++++ Information supplied ++++

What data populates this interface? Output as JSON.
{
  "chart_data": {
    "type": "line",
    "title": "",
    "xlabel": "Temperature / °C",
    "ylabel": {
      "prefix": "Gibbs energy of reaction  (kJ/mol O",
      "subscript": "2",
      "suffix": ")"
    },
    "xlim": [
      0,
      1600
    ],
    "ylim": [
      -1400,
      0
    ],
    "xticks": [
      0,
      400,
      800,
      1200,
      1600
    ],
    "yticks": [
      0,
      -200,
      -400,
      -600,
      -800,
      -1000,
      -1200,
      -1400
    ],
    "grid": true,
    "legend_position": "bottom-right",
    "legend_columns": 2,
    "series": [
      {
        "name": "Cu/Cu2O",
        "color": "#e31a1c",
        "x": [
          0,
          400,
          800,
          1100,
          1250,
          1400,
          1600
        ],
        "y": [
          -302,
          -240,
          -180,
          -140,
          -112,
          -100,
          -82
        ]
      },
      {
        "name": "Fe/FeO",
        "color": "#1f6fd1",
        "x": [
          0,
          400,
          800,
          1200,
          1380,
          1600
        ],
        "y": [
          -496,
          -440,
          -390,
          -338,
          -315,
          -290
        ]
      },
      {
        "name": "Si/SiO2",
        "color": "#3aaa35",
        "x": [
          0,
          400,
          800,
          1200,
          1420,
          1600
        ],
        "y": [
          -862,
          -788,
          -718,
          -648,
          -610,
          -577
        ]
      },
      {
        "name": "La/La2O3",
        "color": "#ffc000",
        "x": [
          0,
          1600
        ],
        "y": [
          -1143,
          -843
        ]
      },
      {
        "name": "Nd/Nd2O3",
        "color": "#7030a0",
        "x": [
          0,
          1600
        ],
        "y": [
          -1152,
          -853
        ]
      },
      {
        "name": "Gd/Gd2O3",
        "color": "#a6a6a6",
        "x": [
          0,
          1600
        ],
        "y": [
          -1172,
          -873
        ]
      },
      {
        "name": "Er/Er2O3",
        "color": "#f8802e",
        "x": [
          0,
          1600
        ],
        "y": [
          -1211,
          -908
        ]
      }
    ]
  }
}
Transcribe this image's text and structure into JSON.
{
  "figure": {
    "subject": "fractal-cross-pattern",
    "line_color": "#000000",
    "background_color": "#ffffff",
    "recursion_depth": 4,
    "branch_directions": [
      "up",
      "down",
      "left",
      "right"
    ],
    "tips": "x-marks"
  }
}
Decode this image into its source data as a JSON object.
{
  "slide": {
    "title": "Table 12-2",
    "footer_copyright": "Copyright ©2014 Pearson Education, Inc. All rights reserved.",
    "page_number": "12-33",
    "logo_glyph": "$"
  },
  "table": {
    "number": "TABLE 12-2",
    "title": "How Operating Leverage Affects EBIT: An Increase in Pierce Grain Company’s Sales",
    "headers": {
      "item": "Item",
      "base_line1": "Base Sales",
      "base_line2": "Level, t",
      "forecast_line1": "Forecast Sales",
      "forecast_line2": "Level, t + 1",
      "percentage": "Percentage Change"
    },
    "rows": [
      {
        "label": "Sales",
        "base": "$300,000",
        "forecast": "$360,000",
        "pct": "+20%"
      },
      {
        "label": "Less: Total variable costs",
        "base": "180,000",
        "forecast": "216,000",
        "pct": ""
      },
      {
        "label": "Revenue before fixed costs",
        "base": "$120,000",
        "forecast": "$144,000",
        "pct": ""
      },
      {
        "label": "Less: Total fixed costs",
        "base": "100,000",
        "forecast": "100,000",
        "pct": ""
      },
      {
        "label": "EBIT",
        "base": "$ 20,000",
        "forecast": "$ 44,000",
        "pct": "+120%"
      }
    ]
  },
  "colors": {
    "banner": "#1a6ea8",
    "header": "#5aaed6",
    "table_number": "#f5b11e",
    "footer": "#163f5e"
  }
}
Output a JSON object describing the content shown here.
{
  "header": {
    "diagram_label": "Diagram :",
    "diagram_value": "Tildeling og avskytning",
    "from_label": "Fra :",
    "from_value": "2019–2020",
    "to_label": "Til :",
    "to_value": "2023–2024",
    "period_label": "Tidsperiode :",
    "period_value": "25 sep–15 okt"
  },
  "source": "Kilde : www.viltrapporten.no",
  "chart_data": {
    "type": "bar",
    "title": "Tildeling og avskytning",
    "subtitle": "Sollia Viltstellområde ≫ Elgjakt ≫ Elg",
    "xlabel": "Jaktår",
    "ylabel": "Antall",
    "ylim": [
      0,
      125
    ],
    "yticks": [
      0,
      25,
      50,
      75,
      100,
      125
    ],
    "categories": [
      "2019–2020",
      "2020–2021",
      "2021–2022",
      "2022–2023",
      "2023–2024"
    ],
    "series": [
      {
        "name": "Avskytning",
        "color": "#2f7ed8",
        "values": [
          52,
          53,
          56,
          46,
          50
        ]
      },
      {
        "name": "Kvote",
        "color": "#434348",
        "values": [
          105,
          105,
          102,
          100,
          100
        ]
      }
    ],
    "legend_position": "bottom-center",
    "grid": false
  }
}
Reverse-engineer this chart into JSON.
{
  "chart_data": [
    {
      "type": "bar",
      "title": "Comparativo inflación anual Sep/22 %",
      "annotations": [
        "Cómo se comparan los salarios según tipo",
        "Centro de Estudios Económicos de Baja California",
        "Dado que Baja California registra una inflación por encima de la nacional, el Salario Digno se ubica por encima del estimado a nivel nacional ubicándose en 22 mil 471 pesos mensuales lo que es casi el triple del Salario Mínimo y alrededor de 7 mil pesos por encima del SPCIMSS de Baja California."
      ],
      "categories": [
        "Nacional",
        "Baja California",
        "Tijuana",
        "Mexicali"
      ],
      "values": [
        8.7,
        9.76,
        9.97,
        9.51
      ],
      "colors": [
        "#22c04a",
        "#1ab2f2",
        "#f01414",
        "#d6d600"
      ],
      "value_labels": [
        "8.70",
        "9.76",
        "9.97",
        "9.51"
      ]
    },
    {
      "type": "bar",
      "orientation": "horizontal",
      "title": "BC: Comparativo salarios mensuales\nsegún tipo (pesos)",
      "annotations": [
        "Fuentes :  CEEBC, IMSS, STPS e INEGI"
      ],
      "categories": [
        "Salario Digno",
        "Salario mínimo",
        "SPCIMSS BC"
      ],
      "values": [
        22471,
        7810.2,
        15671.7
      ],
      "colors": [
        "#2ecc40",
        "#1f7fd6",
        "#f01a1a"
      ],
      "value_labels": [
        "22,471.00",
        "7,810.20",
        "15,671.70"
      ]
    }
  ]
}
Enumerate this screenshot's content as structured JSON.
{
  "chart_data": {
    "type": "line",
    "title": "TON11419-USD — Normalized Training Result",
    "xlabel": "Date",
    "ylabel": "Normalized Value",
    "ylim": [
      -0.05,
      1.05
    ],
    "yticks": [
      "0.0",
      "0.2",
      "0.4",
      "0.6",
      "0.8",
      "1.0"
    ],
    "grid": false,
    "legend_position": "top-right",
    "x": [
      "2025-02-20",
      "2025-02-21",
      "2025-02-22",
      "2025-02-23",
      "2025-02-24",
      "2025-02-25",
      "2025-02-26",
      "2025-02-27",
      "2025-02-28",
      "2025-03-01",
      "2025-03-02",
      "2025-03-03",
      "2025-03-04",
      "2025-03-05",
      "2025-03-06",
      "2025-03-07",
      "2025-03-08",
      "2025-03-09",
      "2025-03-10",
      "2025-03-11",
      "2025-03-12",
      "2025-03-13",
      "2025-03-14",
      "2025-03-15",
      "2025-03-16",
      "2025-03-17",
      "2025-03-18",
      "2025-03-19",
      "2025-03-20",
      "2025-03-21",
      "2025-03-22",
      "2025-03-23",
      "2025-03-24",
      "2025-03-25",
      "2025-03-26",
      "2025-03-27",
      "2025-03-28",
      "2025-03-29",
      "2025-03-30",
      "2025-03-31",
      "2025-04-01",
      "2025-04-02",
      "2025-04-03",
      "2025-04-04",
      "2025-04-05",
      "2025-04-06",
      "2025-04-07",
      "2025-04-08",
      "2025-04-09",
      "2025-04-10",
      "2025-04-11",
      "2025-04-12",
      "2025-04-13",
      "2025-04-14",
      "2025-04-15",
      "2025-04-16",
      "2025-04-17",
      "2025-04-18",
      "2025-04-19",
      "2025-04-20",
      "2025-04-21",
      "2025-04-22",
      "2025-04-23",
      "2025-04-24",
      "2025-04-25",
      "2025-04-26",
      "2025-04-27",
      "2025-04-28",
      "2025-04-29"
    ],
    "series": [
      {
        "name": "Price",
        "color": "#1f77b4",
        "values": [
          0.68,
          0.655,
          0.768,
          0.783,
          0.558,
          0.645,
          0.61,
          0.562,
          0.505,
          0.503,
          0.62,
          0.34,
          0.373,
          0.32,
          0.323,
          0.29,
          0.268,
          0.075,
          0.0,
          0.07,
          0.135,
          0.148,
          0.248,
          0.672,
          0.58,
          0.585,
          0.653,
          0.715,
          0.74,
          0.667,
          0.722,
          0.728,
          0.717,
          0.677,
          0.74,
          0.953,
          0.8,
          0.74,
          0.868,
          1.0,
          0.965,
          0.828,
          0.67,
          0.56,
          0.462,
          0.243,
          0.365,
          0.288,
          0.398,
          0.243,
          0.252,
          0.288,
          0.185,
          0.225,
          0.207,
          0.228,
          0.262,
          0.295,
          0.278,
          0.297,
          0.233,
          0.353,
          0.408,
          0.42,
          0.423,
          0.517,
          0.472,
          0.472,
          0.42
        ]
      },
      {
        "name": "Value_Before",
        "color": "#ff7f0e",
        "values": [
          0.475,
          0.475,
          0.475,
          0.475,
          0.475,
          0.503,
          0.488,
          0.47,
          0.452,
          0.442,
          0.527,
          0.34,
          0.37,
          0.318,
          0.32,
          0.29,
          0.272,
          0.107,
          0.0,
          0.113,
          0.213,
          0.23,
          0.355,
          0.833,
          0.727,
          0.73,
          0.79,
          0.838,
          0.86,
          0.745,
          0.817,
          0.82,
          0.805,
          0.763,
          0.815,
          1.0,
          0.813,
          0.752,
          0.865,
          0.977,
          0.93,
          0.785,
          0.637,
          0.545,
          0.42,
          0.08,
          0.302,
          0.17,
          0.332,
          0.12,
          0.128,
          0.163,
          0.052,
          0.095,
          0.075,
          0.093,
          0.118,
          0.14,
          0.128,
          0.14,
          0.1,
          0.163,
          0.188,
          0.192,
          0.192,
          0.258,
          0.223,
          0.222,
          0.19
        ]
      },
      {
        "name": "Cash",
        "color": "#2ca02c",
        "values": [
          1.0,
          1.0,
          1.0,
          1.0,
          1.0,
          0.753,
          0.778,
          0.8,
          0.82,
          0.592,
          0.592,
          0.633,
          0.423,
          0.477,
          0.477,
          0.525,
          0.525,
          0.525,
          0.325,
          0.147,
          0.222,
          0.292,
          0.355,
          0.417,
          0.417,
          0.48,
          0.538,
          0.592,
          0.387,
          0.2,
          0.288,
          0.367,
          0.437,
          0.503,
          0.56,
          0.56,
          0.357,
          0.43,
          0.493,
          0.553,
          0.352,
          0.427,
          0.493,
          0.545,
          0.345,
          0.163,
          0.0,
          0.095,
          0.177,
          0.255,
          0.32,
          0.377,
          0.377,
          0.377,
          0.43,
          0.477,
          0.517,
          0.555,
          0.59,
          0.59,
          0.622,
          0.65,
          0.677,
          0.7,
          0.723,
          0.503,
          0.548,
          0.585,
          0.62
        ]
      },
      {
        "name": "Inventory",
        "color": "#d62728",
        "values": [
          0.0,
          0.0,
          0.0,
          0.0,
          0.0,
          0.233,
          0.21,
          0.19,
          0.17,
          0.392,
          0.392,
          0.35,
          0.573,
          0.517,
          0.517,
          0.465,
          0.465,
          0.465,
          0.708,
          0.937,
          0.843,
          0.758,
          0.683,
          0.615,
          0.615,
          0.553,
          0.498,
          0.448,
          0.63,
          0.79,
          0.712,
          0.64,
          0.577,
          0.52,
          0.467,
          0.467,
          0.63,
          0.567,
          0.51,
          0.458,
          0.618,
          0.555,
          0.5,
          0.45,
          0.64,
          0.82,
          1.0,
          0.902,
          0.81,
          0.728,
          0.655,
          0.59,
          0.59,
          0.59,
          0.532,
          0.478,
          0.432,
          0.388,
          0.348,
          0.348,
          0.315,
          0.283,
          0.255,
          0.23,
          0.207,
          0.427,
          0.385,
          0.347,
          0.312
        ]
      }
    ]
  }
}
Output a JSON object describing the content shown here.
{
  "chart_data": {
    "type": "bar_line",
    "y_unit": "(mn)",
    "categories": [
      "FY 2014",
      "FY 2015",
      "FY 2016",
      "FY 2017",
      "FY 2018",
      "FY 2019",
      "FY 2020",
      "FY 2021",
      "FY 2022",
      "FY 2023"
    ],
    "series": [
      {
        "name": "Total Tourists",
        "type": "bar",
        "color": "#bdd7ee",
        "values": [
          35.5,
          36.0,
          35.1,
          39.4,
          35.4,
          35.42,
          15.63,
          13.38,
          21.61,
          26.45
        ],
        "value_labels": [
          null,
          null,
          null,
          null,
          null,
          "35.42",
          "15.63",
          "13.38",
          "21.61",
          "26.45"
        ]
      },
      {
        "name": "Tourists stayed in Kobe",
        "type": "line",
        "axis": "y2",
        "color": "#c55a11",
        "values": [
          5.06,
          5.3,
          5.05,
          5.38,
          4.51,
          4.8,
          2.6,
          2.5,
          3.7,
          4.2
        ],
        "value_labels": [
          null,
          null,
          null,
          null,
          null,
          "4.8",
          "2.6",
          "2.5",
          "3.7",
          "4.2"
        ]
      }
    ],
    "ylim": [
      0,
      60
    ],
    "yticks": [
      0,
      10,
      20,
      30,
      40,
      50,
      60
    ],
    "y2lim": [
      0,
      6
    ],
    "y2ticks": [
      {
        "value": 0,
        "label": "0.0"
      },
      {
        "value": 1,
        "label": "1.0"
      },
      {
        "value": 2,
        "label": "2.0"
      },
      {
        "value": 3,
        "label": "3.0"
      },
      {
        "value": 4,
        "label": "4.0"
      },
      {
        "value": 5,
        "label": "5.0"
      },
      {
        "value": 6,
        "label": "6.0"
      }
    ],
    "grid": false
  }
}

++++

- [Stated exercise]: Find the lines containing "Tildeling" and pull them out.

- [Result below]:
    "diagram_value": "Tildeling og avskytning",
    "title": "Tildeling og avskytning",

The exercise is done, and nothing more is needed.